▸ WORK TO DO
Reproduce all the entries exactly.
↓
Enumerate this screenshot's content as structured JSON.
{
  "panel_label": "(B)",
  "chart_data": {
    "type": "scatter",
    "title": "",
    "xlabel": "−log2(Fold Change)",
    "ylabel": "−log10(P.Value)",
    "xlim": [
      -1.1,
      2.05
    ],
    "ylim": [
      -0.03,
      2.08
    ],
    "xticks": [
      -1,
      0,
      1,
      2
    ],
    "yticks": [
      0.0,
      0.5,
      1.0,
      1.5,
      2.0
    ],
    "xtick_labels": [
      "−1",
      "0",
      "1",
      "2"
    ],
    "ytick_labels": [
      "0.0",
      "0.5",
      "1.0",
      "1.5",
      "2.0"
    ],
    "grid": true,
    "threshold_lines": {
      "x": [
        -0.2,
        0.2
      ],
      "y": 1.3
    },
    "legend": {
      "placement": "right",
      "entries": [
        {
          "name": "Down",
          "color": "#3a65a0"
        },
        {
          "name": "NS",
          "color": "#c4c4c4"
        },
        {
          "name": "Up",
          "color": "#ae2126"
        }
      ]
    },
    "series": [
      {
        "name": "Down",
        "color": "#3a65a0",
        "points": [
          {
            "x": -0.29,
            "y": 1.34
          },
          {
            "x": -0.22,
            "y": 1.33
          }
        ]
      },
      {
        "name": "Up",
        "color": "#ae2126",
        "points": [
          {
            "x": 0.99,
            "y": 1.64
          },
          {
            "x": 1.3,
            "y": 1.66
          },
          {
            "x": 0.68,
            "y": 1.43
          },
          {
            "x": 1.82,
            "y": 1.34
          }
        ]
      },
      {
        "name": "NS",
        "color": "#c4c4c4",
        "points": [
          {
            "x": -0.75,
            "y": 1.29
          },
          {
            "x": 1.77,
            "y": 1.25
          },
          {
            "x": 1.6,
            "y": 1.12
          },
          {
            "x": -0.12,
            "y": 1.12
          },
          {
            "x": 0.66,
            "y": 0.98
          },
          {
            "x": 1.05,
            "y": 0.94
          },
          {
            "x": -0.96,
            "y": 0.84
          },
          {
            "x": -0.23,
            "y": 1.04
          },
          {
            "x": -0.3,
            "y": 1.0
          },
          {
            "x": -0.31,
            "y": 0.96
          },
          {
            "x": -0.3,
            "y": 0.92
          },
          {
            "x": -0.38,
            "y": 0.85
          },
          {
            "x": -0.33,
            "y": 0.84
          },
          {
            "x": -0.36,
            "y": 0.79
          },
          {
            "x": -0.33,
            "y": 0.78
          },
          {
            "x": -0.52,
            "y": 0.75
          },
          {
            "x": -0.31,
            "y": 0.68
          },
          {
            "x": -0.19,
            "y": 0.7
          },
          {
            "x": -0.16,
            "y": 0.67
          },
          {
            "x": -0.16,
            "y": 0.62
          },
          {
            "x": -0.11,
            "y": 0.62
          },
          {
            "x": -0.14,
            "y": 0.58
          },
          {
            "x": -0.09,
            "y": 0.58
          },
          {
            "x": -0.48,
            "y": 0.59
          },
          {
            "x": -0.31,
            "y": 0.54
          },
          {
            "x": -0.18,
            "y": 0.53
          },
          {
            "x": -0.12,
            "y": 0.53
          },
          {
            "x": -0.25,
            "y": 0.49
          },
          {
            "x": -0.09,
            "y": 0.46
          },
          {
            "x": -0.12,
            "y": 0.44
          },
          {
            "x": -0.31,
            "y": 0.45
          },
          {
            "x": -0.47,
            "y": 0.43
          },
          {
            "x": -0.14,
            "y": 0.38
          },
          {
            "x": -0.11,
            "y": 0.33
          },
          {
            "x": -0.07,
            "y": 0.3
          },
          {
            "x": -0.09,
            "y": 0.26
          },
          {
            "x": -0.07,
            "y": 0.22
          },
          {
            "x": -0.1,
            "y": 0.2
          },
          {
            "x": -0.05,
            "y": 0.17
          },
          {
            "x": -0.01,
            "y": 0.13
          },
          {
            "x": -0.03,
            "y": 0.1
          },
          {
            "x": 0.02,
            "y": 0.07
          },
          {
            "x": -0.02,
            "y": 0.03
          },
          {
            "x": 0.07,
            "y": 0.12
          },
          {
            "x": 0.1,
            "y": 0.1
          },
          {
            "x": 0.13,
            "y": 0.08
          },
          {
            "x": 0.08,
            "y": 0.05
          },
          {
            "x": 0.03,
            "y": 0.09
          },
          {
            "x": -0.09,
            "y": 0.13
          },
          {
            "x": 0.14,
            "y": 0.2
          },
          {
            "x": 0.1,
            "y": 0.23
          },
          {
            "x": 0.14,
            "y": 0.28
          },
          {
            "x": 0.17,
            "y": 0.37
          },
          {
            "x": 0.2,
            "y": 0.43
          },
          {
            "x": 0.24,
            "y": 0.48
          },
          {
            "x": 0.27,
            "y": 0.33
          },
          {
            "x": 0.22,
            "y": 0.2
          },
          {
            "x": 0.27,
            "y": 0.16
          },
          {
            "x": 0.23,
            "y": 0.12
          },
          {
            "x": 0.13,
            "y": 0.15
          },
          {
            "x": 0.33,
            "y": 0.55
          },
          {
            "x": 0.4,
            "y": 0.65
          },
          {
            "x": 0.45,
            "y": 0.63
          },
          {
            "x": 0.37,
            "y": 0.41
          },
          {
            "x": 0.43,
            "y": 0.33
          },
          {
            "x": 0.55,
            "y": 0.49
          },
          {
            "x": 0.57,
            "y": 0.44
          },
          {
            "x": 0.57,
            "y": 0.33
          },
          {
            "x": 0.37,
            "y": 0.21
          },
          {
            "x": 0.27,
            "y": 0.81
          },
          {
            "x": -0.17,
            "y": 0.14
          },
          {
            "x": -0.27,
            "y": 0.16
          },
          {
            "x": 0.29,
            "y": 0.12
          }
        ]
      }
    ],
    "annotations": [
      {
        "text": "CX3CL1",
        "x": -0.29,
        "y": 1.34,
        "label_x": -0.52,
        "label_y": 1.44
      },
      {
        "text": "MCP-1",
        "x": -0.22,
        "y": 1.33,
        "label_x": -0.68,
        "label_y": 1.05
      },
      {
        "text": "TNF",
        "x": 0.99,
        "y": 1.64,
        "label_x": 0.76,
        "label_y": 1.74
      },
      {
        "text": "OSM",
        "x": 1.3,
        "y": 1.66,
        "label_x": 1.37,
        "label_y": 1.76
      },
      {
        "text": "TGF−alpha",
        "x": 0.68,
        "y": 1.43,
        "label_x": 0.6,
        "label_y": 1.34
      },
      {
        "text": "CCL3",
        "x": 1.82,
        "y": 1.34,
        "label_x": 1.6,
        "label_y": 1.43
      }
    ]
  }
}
↑
▸ ANSWER FOR THIS EXERCISE
Enumerate this screenshot's content as structured JSON.
{
  "panel_label": "(B)",
  "chart_data": {
    "type": "scatter",
    "title": "",
    "xlabel": "−log2(Fold Change)",
    "ylabel": "−log10(P.Value)",
    "xlim": [
      -1.1,
      2.05
    ],
    "ylim": [
      -0.03,
      2.08
    ],
    "xticks": [
      -1,
      0,
      1,
      2
    ],
    "yticks": [
      0.0,
      0.5,
      1.0,
      1.5,
      2.0
    ],
    "xtick_labels": [
      "−1",
      "0",
      "1",
      "2"
    ],
    "ytick_labels": [
      "0.0",
      "0.5",
      "1.0",
      "1.5",
      "2.0"
    ],
    "grid": true,
    "threshold_lines": {
      "x": [
        -0.2,
        0.2
      ],
      "y": 1.3
    },
    "legend": {
      "placement": "right",
      "entries": [
        {
          "name": "Down",
          "color": "#3a65a0"
        },
        {
          "name": "NS",
          "color": "#c4c4c4"
        },
        {
          "name": "Up",
          "color": "#ae2126"
        }
      ]
    },
    "series": [
      {
        "name": "Down",
        "color": "#3a65a0",
        "points": [
          {
            "x": -0.29,
            "y": 1.34
          },
          {
            "x": -0.22,
            "y": 1.33
          }
        ]
      },
      {
        "name": "Up",
        "color": "#ae2126",
        "points": [
          {
            "x": 0.99,
            "y": 1.64
          },
          {
            "x": 1.3,
            "y": 1.66
          },
          {
            "x": 0.68,
            "y": 1.43
          },
          {
            "x": 1.82,
            "y": 1.34
          }
        ]
      },
      {
        "name": "NS",
        "color": "#c4c4c4",
        "points": [
          {
            "x": -0.75,
            "y": 1.29
          },
          {
            "x": 1.77,
            "y": 1.25
          },
          {
            "x": 1.6,
            "y": 1.12
          },
          {
            "x": -0.12,
            "y": 1.12
          },
          {
            "x": 0.66,
            "y": 0.98
          },
          {
            "x": 1.05,
            "y": 0.94
          },
          {
            "x": -0.96,
            "y": 0.84
          },
          {
            "x": -0.23,
            "y": 1.04
          },
          {
            "x": -0.3,
            "y": 1.0
          },
          {
            "x": -0.31,
            "y": 0.96
          },
          {
            "x": -0.3,
            "y": 0.92
          },
          {
            "x": -0.38,
            "y": 0.85
          },
          {
            "x": -0.33,
            "y": 0.84
          },
          {
            "x": -0.36,
            "y": 0.79
          },
          {
            "x": -0.33,
            "y": 0.78
          },
          {
            "x": -0.52,
            "y": 0.75
          },
          {
            "x": -0.31,
            "y": 0.68
          },
          {
            "x": -0.19,
            "y": 0.7
          },
          {
            "x": -0.16,
            "y": 0.67
          },
          {
            "x": -0.16,
            "y": 0.62
          },
          {
            "x": -0.11,
            "y": 0.62
          },
          {
            "x": -0.14,
            "y": 0.58
          },
          {
            "x": -0.09,
            "y": 0.58
          },
          {
            "x": -0.48,
            "y": 0.59
          },
          {
            "x": -0.31,
            "y": 0.54
          },
          {
            "x": -0.18,
            "y": 0.53
          },
          {
            "x": -0.12,
            "y": 0.53
          },
          {
            "x": -0.25,
            "y": 0.49
          },
          {
            "x": -0.09,
            "y": 0.46
          },
          {
            "x": -0.12,
            "y": 0.44
          },
          {
            "x": -0.31,
            "y": 0.45
          },
          {
            "x": -0.47,
            "y": 0.43
          },
          {
            "x": -0.14,
            "y": 0.38
          },
          {
            "x": -0.11,
            "y": 0.33
          },
          {
            "x": -0.07,
            "y": 0.3
          },
          {
            "x": -0.09,
            "y": 0.26
          },
          {
            "x": -0.07,
            "y": 0.22
          },
          {
            "x": -0.1,
            "y": 0.2
          },
          {
            "x": -0.05,
            "y": 0.17
          },
          {
            "x": -0.01,
            "y": 0.13
          },
          {
            "x": -0.03,
            "y": 0.1
          },
          {
            "x": 0.02,
            "y": 0.07
          },
          {
            "x": -0.02,
            "y": 0.03
          },
          {
            "x": 0.07,
            "y": 0.12
          },
          {
            "x": 0.1,
            "y": 0.1
          },
          {
            "x": 0.13,
            "y": 0.08
          },
          {
            "x": 0.08,
            "y": 0.05
          },
          {
            "x": 0.03,
            "y": 0.09
          },
          {
            "x": -0.09,
            "y": 0.13
          },
          {
            "x": 0.14,
            "y": 0.2
          },
          {
            "x": 0.1,
            "y": 0.23
          },
          {
            "x": 0.14,
            "y": 0.28
          },
          {
            "x": 0.17,
            "y": 0.37
          },
          {
            "x": 0.2,
            "y": 0.43
          },
          {
            "x": 0.24,
            "y": 0.48
          },
          {
            "x": 0.27,
            "y": 0.33
          },
          {
            "x": 0.22,
            "y": 0.2
          },
          {
            "x": 0.27,
            "y": 0.16
          },
          {
            "x": 0.23,
            "y": 0.12
          },
          {
            "x": 0.13,
            "y": 0.15
          },
          {
            "x": 0.33,
            "y": 0.55
          },
          {
            "x": 0.4,
            "y": 0.65
          },
          {
            "x": 0.45,
            "y": 0.63
          },
          {
            "x": 0.37,
            "y": 0.41
          },
          {
            "x": 0.43,
            "y": 0.33
          },
          {
            "x": 0.55,
            "y": 0.49
          },
          {
            "x": 0.57,
            "y": 0.44
          },
          {
            "x": 0.57,
            "y": 0.33
          },
          {
            "x": 0.37,
            "y": 0.21
          },
          {
            "x": 0.27,
            "y": 0.81
          },
          {
            "x": -0.17,
            "y": 0.14
          },
          {
            "x": -0.27,
            "y": 0.16
          },
          {
            "x": 0.29,
            "y": 0.12
          }
        ]
      }
    ],
    "annotations": [
      {
        "text": "CX3CL1",
        "x": -0.29,
        "y": 1.34,
        "label_x": -0.52,
        "label_y": 1.44
      },
      {
        "text": "MCP-1",
        "x": -0.22,
        "y": 1.33,
        "label_x": -0.68,
        "label_y": 1.05
      },
      {
        "text": "TNF",
        "x": 0.99,
        "y": 1.64,
        "label_x": 0.76,
        "label_y": 1.74
      },
      {
        "text": "OSM",
        "x": 1.3,
        "y": 1.66,
        "label_x": 1.37,
        "label_y": 1.76
      },
      {
        "text": "TGF−alpha",
        "x": 0.68,
        "y": 1.43,
        "label_x": 0.6,
        "label_y": 1.34
      },
      {
        "text": "CCL3",
        "x": 1.82,
        "y": 1.34,
        "label_x": 1.6,
        "label_y": 1.43
      }
    ]
  }
}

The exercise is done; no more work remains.